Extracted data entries

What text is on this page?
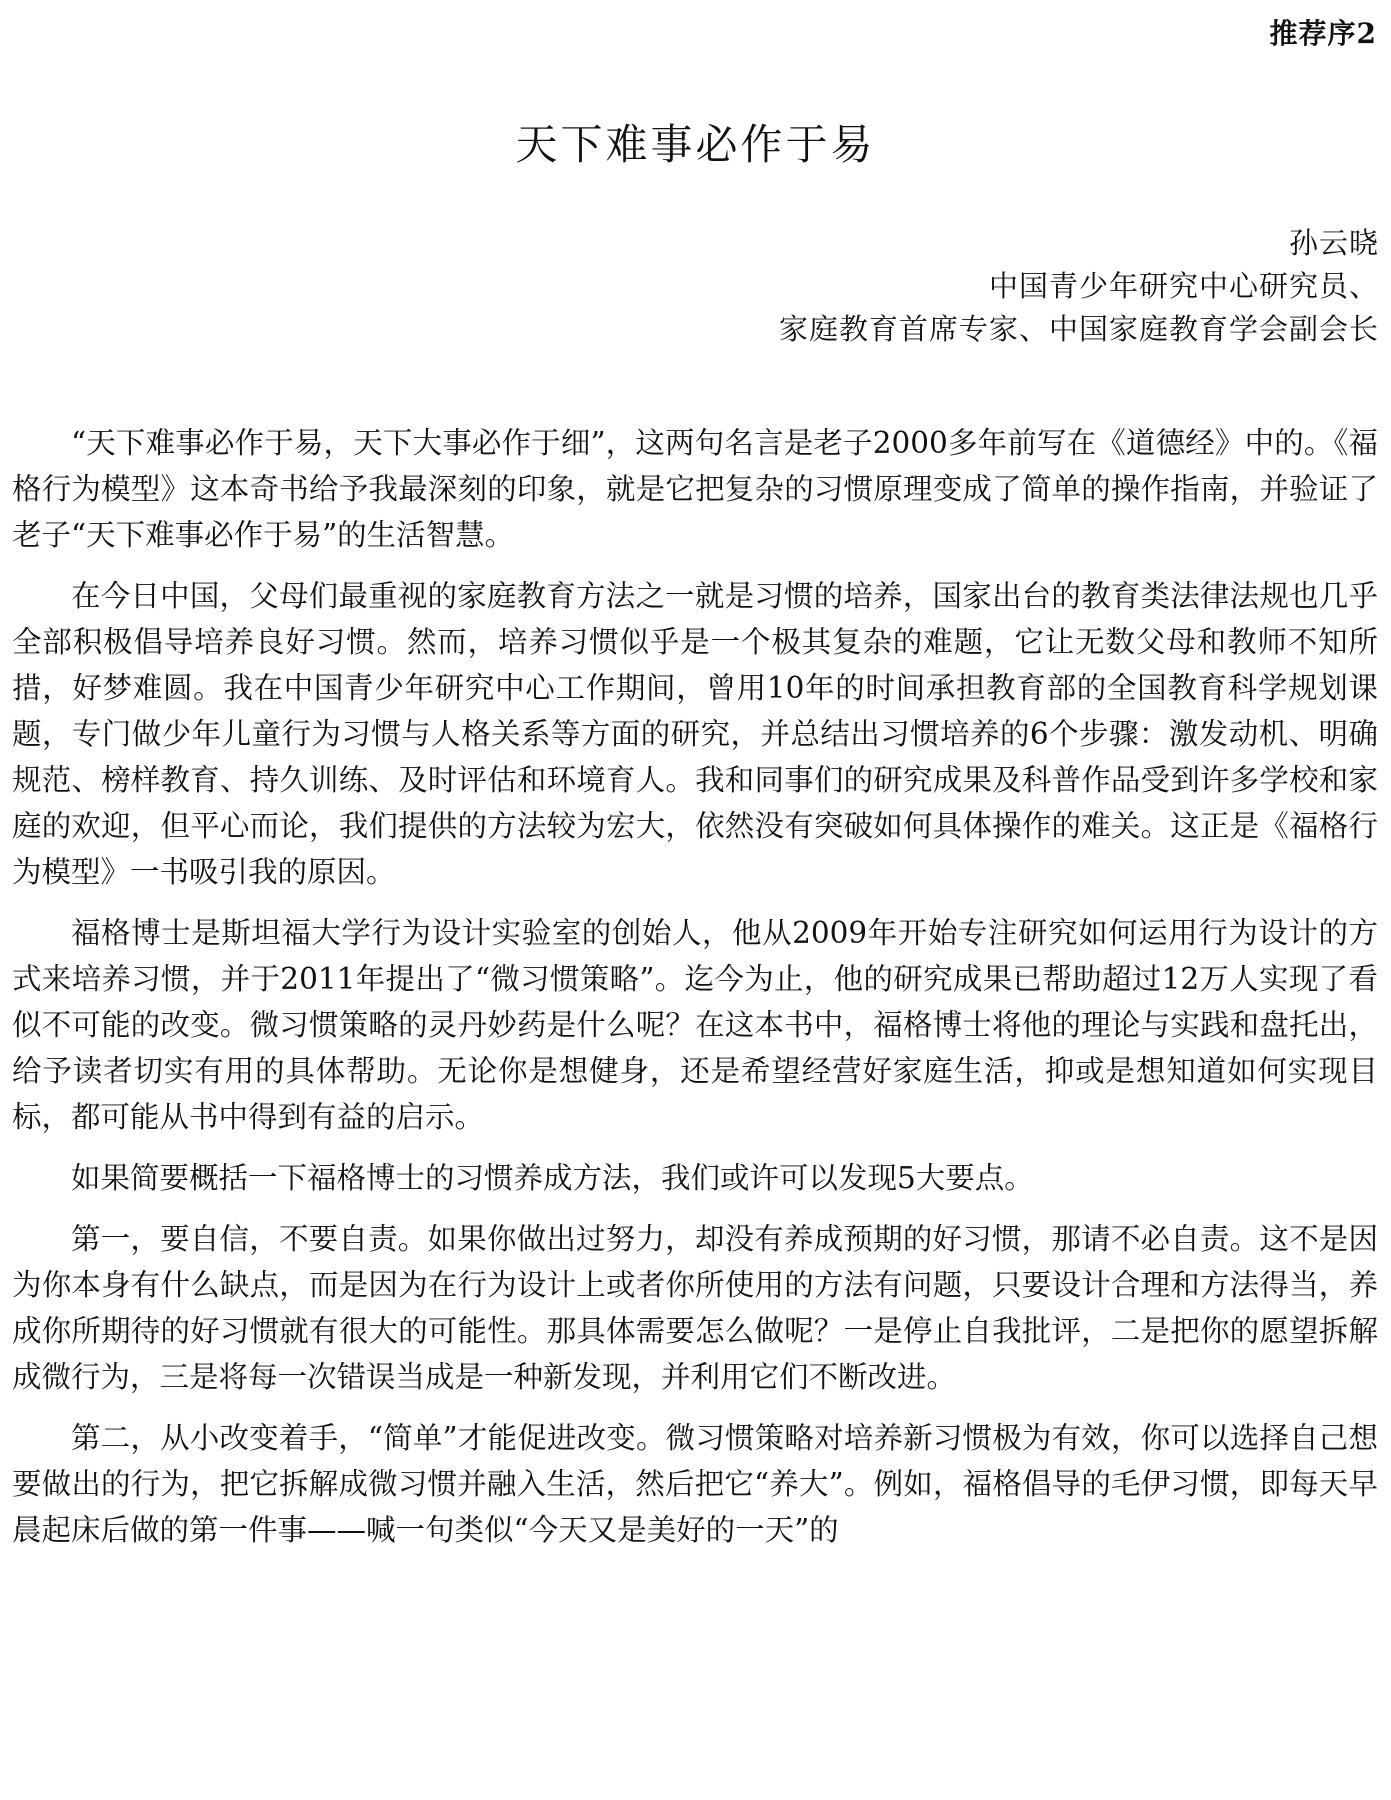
推荐序2
天下难事必作于易
孙云晓
中国青少年研究中心研究员、
家庭教育首席专家、中国家庭教育学会副会长

“天下难事必作于易，天下大事必作于细”，这两句名言是老子2000多年前写在《道德经》中的。《福格行为模型》这本奇书给予我最深刻的印象，就是它把复杂的习惯原理变成了简单的操作指南，并验证了老子“天下难事必作于易”的生活智慧。

在今日中国，父母们最重视的家庭教育方法之一就是习惯的培养，国家出台的教育类法律法规也几乎全部积极倡导培养良好习惯。然而，培养习惯似乎是一个极其复杂的难题，它让无数父母和教师不知所措，好梦难圆。我在中国青少年研究中心工作期间，曾用10年的时间承担教育部的全国教育科学规划课题，专门做少年儿童行为习惯与人格关系等方面的研究，并总结出习惯培养的6个步骤：激发动机、明确规范、榜样教育、持久训练、及时评估和环境育人。我和同事们的研究成果及科普作品受到许多学校和家庭的欢迎，但平心而论，我们提供的方法较为宏大，依然没有突破如何具体操作的难关。这正是《福格行为模型》一书吸引我的原因。

福格博士是斯坦福大学行为设计实验室的创始人，他从2009年开始专注研究如何运用行为设计的方式来培养习惯，并于2011年提出了“微习惯策略”。迄今为止，他的研究成果已帮助超过12万人实现了看似不可能的改变。微习惯策略的灵丹妙药是什么呢？在这本书中，福格博士将他的理论与实践和盘托出，给予读者切实有用的具体帮助。无论你是想健身，还是希望经营好家庭生活，抑或是想知道如何实现目标，都可能从书中得到有益的启示。

如果简要概括一下福格博士的习惯养成方法，我们或许可以发现5大要点。

第一，要自信，不要自责。如果你做出过努力，却没有养成预期的好习惯，那请不必自责。这不是因为你本身有什么缺点，而是因为在行为设计上或者你所使用的方法有问题，只要设计合理和方法得当，养成你所期待的好习惯就有很大的可能性。那具体需要怎么做呢？一是停止自我批评，二是把你的愿望拆解成微行为，三是将每一次错误当成是一种新发现，并利用它们不断改进。

第二，从小改变着手，“简单”才能促进改变。微习惯策略对培养新习惯极为有效，你可以选择自己想要做出的行为，把它拆解成微习惯并融入生活，然后把它“养大”。例如，福格倡导的毛伊习惯，即每天早晨起床后做的第一件事——喊一句类似“今天又是美好的一天”的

**Short exercise**
Quote the records above exactly, leaving out any pictures.

**Written answer**
What text is on this page?
推荐序2
天下难事必作于易
孙云晓
中国青少年研究中心研究员、
家庭教育首席专家、中国家庭教育学会副会长

“天下难事必作于易，天下大事必作于细”，这两句名言是老子2000多年前写在《道德经》中的。《福格行为模型》这本奇书给予我最深刻的印象，就是它把复杂的习惯原理变成了简单的操作指南，并验证了老子“天下难事必作于易”的生活智慧。

在今日中国，父母们最重视的家庭教育方法之一就是习惯的培养，国家出台的教育类法律法规也几乎全部积极倡导培养良好习惯。然而，培养习惯似乎是一个极其复杂的难题，它让无数父母和教师不知所措，好梦难圆。我在中国青少年研究中心工作期间，曾用10年的时间承担教育部的全国教育科学规划课题，专门做少年儿童行为习惯与人格关系等方面的研究，并总结出习惯培养的6个步骤：激发动机、明确规范、榜样教育、持久训练、及时评估和环境育人。我和同事们的研究成果及科普作品受到许多学校和家庭的欢迎，但平心而论，我们提供的方法较为宏大，依然没有突破如何具体操作的难关。这正是《福格行为模型》一书吸引我的原因。

福格博士是斯坦福大学行为设计实验室的创始人，他从2009年开始专注研究如何运用行为设计的方式来培养习惯，并于2011年提出了“微习惯策略”。迄今为止，他的研究成果已帮助超过12万人实现了看似不可能的改变。微习惯策略的灵丹妙药是什么呢？在这本书中，福格博士将他的理论与实践和盘托出，给予读者切实有用的具体帮助。无论你是想健身，还是希望经营好家庭生活，抑或是想知道如何实现目标，都可能从书中得到有益的启示。

如果简要概括一下福格博士的习惯养成方法，我们或许可以发现5大要点。

第一，要自信，不要自责。如果你做出过努力，却没有养成预期的好习惯，那请不必自责。这不是因为你本身有什么缺点，而是因为在行为设计上或者你所使用的方法有问题，只要设计合理和方法得当，养成你所期待的好习惯就有很大的可能性。那具体需要怎么做呢？一是停止自我批评，二是把你的愿望拆解成微行为，三是将每一次错误当成是一种新发现，并利用它们不断改进。

第二，从小改变着手，“简单”才能促进改变。微习惯策略对培养新习惯极为有效，你可以选择自己想要做出的行为，把它拆解成微习惯并融入生活，然后把它“养大”。例如，福格倡导的毛伊习惯，即每天早晨起床后做的第一件事——喊一句类似“今天又是美好的一天”的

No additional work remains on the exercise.